Chart and figure data:
──────────────────────────────

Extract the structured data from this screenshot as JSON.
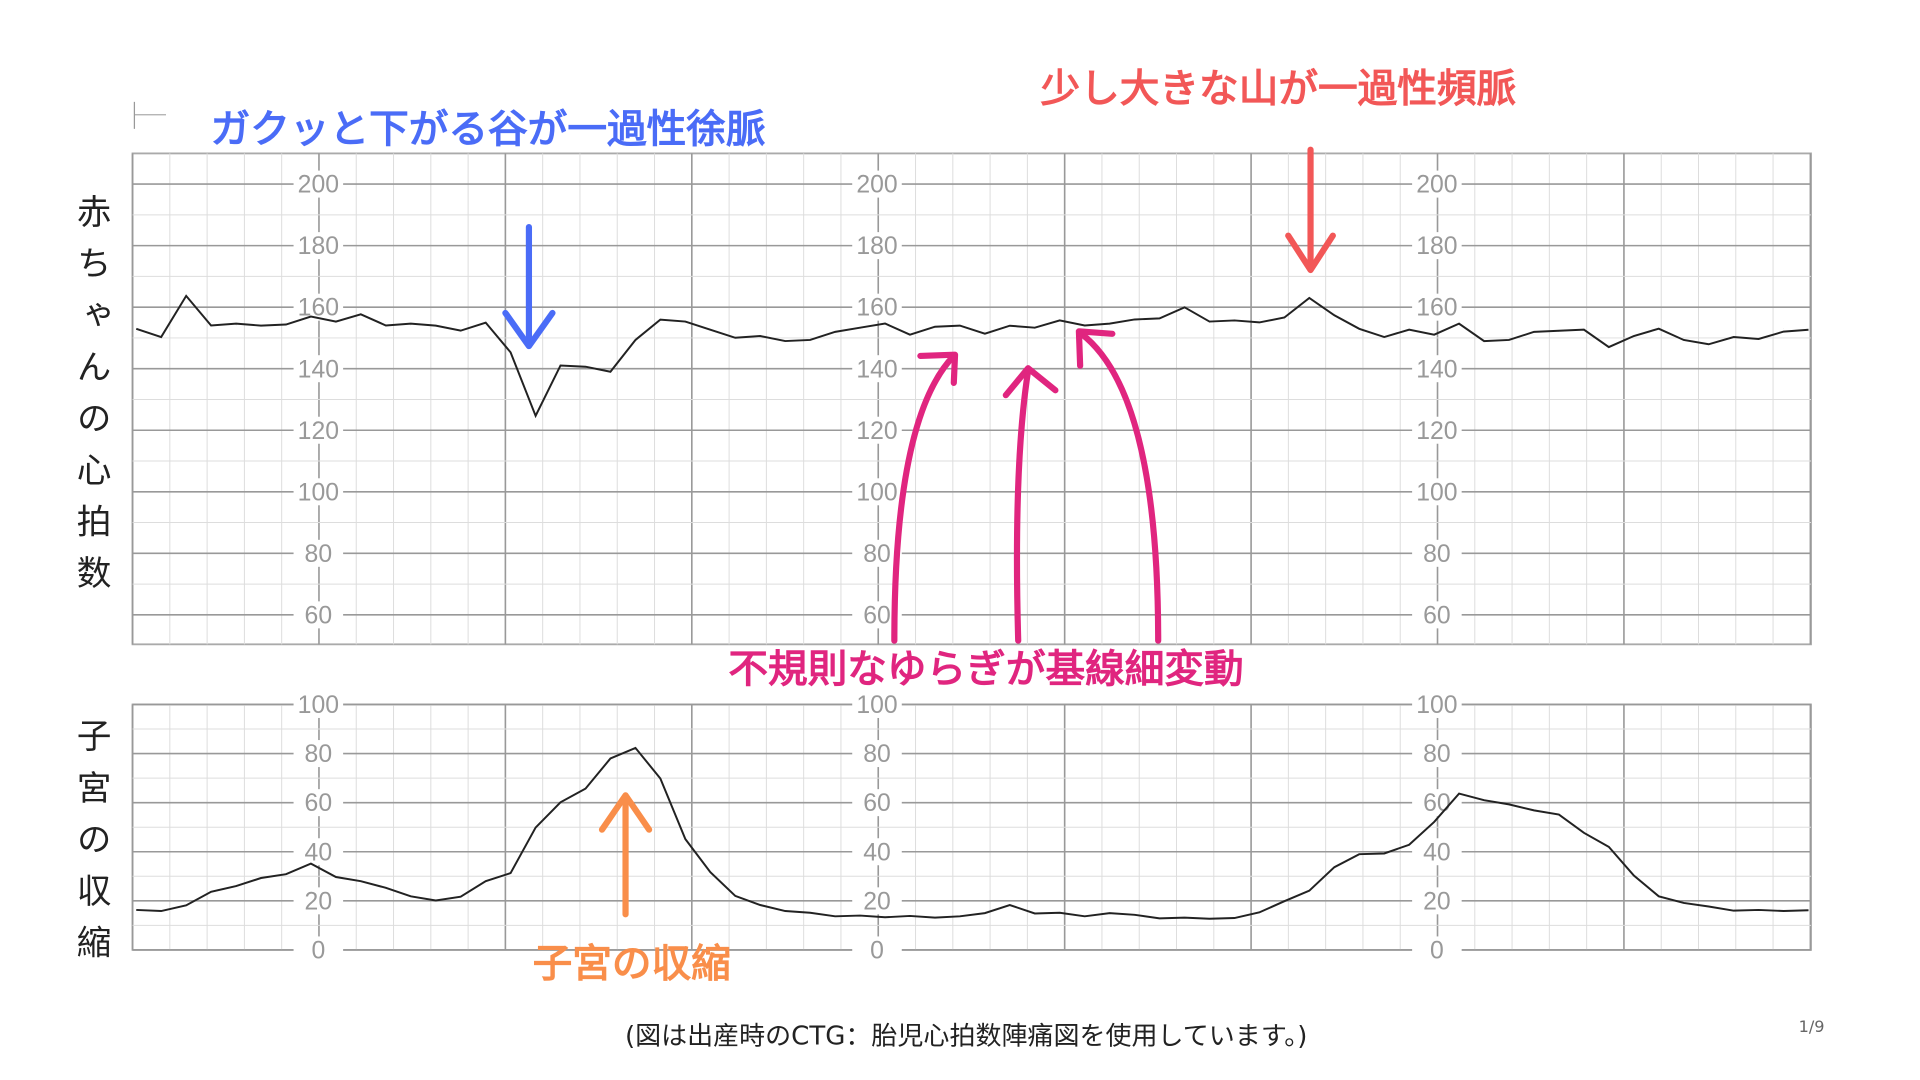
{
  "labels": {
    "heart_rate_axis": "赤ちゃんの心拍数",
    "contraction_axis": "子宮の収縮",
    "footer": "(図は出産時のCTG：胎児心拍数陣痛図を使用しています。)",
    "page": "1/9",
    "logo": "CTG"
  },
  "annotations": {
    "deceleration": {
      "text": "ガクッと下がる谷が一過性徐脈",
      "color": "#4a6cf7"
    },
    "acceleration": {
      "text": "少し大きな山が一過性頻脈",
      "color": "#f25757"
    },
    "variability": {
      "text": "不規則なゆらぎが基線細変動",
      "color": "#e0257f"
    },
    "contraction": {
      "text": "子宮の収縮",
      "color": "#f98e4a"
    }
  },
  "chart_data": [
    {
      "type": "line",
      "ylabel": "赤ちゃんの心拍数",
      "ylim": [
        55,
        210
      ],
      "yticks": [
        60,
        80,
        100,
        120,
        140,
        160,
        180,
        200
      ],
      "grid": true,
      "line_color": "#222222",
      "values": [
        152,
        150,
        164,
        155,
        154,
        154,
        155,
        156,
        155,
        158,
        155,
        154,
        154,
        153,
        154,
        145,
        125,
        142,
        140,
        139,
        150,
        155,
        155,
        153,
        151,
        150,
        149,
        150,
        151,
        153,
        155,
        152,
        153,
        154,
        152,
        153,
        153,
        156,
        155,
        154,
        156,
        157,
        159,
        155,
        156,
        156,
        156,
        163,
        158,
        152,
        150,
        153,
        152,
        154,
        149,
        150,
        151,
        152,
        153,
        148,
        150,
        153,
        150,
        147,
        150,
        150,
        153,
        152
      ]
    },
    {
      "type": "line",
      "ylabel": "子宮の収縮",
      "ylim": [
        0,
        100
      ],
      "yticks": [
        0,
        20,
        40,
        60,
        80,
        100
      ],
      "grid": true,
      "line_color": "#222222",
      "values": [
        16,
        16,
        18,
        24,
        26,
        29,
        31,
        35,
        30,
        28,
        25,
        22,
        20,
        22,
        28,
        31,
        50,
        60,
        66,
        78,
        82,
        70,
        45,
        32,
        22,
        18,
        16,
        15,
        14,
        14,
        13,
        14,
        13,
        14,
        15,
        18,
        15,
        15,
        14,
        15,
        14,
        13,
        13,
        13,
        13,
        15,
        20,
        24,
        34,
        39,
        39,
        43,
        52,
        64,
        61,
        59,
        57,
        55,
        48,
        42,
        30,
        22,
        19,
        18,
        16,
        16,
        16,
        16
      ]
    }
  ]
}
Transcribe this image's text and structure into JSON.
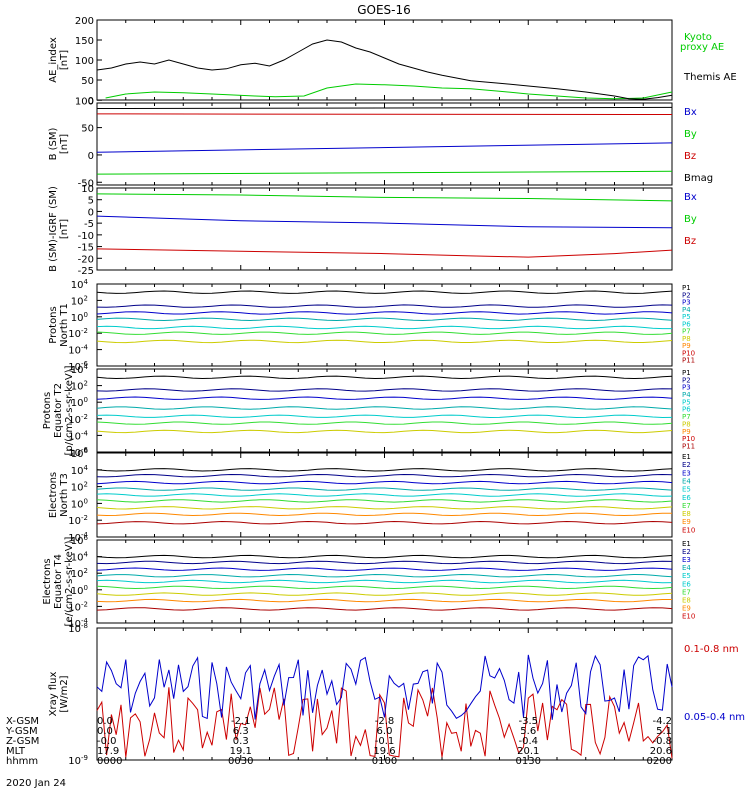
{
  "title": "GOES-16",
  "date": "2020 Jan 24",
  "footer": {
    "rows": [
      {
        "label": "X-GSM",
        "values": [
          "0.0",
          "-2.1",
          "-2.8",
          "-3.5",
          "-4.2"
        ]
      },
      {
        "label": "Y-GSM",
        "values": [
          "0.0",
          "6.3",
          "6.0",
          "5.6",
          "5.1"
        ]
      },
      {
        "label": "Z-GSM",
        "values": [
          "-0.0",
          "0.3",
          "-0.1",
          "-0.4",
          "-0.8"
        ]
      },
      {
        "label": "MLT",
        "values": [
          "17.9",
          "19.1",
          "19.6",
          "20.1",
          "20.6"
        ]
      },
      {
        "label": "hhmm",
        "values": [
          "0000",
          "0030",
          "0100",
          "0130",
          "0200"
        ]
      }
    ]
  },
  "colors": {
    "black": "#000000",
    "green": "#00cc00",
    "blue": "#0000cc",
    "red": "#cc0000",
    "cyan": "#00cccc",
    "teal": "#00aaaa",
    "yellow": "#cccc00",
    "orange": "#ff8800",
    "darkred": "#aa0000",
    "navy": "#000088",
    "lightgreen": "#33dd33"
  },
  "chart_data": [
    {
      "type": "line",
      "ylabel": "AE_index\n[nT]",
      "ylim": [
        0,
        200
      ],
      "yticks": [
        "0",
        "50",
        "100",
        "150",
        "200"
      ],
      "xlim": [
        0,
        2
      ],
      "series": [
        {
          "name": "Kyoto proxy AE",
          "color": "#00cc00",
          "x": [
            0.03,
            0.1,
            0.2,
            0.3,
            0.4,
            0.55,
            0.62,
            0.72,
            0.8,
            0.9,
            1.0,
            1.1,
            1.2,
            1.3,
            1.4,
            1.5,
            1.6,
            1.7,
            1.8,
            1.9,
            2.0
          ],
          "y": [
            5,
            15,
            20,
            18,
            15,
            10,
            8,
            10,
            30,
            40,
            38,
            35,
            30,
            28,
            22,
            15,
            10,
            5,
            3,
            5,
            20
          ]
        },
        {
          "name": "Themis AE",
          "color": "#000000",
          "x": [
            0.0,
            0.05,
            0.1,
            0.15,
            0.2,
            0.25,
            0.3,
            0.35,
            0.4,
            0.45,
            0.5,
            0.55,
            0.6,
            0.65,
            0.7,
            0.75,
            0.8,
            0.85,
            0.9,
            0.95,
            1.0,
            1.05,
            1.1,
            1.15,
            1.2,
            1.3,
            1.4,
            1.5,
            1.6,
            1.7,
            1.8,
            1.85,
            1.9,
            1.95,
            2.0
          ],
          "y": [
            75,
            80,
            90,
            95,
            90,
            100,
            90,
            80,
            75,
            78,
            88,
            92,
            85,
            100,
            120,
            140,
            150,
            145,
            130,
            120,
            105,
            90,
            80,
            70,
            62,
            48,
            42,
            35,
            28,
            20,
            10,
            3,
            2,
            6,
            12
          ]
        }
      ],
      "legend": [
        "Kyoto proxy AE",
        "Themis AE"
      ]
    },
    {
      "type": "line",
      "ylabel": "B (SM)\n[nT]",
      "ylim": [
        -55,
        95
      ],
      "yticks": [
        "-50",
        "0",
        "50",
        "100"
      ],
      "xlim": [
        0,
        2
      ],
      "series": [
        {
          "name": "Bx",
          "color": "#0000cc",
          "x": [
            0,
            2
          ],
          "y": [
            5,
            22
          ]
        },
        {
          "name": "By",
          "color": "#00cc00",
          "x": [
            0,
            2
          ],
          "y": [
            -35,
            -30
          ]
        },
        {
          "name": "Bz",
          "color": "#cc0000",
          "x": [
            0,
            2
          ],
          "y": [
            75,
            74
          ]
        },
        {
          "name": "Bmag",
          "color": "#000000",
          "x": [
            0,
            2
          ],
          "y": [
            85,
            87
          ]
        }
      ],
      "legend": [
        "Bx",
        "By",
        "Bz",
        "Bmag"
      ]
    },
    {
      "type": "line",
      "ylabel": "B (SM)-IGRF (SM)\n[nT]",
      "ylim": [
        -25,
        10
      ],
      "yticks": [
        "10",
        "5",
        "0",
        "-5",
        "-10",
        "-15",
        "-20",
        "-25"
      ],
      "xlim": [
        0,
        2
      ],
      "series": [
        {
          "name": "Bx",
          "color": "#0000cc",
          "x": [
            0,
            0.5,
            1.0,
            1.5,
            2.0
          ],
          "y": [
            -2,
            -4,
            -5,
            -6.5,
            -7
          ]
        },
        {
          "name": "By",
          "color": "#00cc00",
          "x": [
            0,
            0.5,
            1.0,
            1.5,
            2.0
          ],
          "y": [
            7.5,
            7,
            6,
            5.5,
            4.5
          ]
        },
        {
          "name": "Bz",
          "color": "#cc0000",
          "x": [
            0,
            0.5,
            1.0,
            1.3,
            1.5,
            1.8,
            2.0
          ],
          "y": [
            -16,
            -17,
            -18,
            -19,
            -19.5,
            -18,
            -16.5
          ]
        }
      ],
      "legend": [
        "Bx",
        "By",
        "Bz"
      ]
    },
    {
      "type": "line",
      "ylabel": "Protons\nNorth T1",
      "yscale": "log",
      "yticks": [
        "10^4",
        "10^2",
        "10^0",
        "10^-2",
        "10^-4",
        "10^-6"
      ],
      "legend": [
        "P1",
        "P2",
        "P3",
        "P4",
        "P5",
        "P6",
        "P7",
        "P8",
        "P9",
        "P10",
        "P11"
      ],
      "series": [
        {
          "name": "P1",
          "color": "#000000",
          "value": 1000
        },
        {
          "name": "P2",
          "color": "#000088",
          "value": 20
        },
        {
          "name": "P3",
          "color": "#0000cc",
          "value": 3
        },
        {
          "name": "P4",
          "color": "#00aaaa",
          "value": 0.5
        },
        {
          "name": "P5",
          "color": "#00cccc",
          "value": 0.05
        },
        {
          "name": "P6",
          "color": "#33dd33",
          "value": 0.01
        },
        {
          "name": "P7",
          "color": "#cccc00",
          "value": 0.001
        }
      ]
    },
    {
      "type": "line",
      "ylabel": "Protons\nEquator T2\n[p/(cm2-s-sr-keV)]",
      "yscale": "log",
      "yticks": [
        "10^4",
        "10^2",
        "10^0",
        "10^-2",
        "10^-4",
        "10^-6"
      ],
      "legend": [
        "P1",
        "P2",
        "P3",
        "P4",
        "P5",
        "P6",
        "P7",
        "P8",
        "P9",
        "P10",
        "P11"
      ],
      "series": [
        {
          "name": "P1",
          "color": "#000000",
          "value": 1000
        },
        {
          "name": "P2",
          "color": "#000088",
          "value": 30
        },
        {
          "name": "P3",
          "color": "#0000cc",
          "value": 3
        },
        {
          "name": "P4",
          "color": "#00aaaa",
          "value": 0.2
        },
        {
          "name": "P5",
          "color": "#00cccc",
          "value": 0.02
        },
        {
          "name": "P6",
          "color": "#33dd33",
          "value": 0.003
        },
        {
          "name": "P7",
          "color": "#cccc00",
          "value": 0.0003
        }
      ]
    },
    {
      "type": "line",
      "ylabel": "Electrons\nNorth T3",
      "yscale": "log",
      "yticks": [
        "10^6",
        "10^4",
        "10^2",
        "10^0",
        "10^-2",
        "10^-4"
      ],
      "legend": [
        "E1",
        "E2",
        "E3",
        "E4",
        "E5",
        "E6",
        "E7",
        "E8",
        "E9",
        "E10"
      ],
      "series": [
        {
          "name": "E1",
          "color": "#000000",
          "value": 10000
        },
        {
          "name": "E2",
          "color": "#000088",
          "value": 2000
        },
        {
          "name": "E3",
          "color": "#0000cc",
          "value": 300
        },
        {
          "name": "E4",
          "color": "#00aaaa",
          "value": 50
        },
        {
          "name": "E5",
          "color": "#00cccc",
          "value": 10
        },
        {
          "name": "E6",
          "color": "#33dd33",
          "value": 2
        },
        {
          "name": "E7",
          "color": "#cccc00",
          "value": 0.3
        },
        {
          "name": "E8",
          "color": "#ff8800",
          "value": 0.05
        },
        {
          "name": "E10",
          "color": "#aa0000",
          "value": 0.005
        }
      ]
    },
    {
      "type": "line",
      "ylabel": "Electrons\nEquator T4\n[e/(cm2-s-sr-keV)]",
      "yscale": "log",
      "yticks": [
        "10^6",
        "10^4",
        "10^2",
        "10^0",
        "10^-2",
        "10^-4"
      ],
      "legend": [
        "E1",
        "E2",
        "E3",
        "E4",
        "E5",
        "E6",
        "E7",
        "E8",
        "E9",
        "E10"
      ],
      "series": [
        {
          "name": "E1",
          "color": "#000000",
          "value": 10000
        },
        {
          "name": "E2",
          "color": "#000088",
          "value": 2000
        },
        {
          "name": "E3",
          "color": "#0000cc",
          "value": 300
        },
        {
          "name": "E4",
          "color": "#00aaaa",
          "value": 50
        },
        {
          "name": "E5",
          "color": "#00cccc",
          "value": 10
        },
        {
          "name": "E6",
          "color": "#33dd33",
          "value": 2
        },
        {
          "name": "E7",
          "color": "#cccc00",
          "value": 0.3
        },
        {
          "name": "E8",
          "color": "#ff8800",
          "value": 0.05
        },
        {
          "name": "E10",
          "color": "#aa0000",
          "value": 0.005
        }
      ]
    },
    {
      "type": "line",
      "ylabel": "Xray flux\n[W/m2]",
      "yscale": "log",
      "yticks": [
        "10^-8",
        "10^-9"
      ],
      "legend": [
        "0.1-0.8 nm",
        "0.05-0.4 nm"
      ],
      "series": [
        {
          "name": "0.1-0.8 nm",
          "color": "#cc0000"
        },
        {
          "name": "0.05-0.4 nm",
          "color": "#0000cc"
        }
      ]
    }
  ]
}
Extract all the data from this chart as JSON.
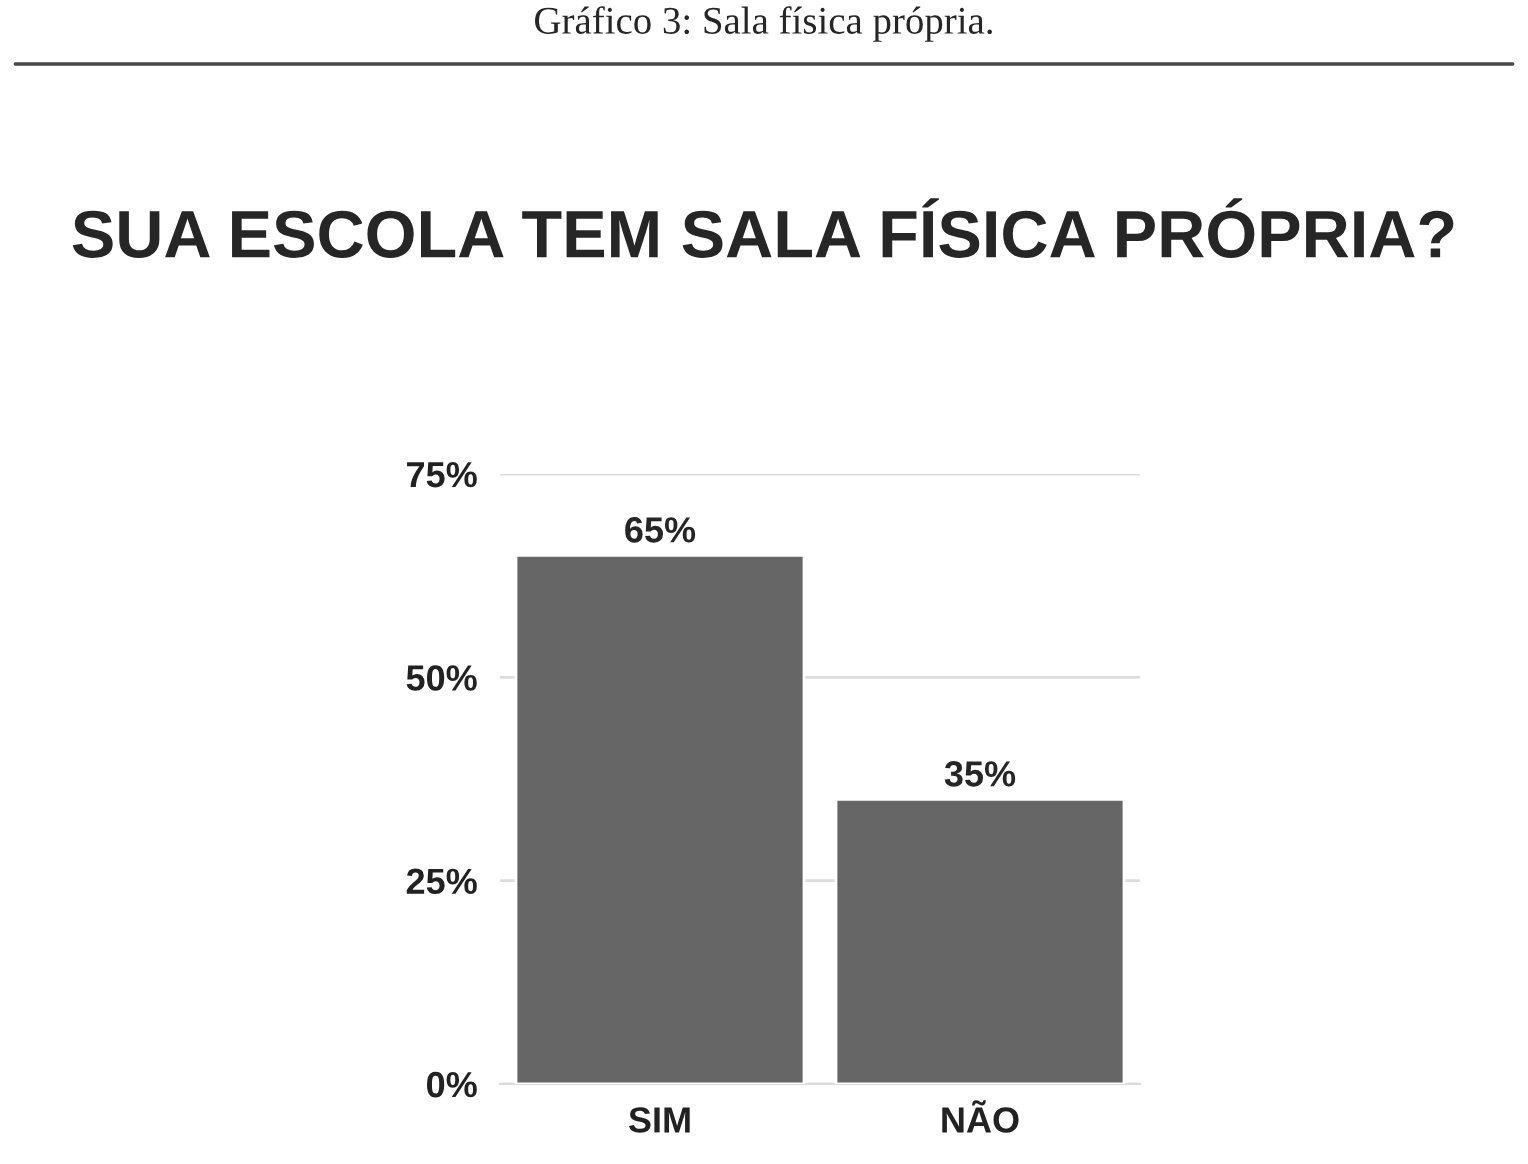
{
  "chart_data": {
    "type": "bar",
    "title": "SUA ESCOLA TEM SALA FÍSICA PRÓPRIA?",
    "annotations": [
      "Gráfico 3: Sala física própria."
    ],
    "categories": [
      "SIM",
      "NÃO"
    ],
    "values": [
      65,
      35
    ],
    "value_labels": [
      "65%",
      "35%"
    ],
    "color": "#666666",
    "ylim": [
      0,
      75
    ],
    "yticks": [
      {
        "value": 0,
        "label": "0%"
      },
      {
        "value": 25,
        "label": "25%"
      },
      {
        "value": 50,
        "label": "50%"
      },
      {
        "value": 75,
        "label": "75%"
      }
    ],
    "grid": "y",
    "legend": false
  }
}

──────────────────────────────

→ Exercise description: With pictures left out, repeat exactly the lines from the line bearing "Extract all the data from this chart as JSON." through the final line of the records above.

→ Response:
Extract all the data from this chart as JSON.
{
  "chart_data": {
    "type": "bar",
    "title": "SUA ESCOLA TEM SALA FÍSICA PRÓPRIA?",
    "annotations": [
      "Gráfico 3: Sala física própria."
    ],
    "categories": [
      "SIM",
      "NÃO"
    ],
    "values": [
      65,
      35
    ],
    "value_labels": [
      "65%",
      "35%"
    ],
    "color": "#666666",
    "ylim": [
      0,
      75
    ],
    "yticks": [
      {
        "value": 0,
        "label": "0%"
      },
      {
        "value": 25,
        "label": "25%"
      },
      {
        "value": 50,
        "label": "50%"
      },
      {
        "value": 75,
        "label": "75%"
      }
    ],
    "grid": "y",
    "legend": false
  }
}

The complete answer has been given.